Return the whole listing, line for line, without the pictures in it.

- [Records provided]
::::::::

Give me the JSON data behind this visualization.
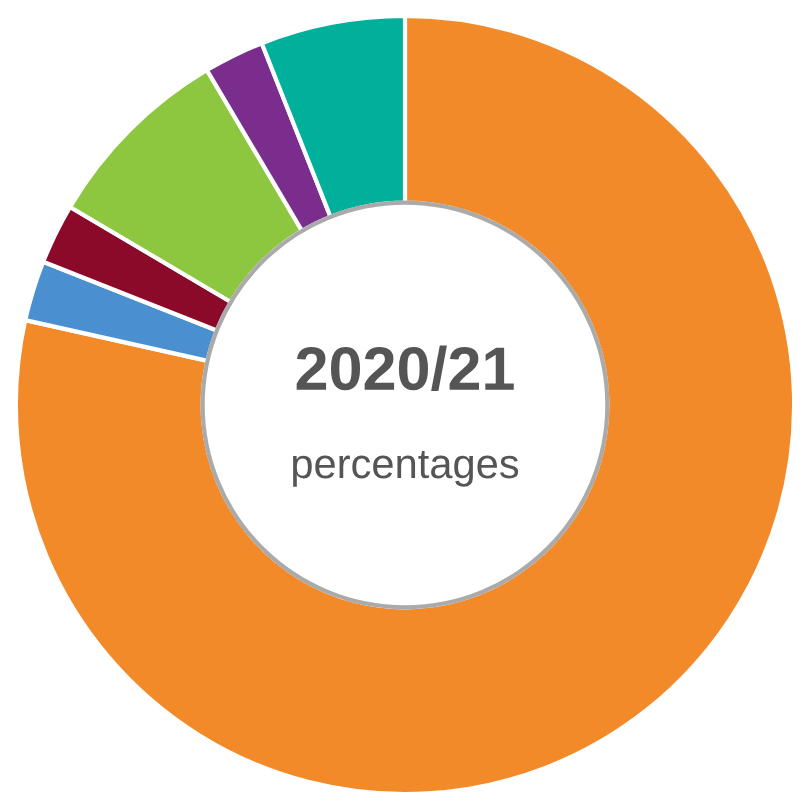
{
  "chart_data": {
    "type": "donut",
    "title": "2020/21",
    "subtitle": "percentages",
    "categories": [
      null,
      null,
      null,
      null,
      null,
      null
    ],
    "values": [
      78.5,
      2.5,
      2.5,
      8,
      2.5,
      6
    ],
    "colors": [
      "#f28a2a",
      "#4a90d0",
      "#8b0a2a",
      "#8dc63f",
      "#7b2d8e",
      "#00b09b"
    ]
  }
}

::::::::

- [Answer to this task]
Give me the JSON data behind this visualization.
{
  "chart_data": {
    "type": "donut",
    "title": "2020/21",
    "subtitle": "percentages",
    "categories": [
      null,
      null,
      null,
      null,
      null,
      null
    ],
    "values": [
      78.5,
      2.5,
      2.5,
      8,
      2.5,
      6
    ],
    "colors": [
      "#f28a2a",
      "#4a90d0",
      "#8b0a2a",
      "#8dc63f",
      "#7b2d8e",
      "#00b09b"
    ]
  }
}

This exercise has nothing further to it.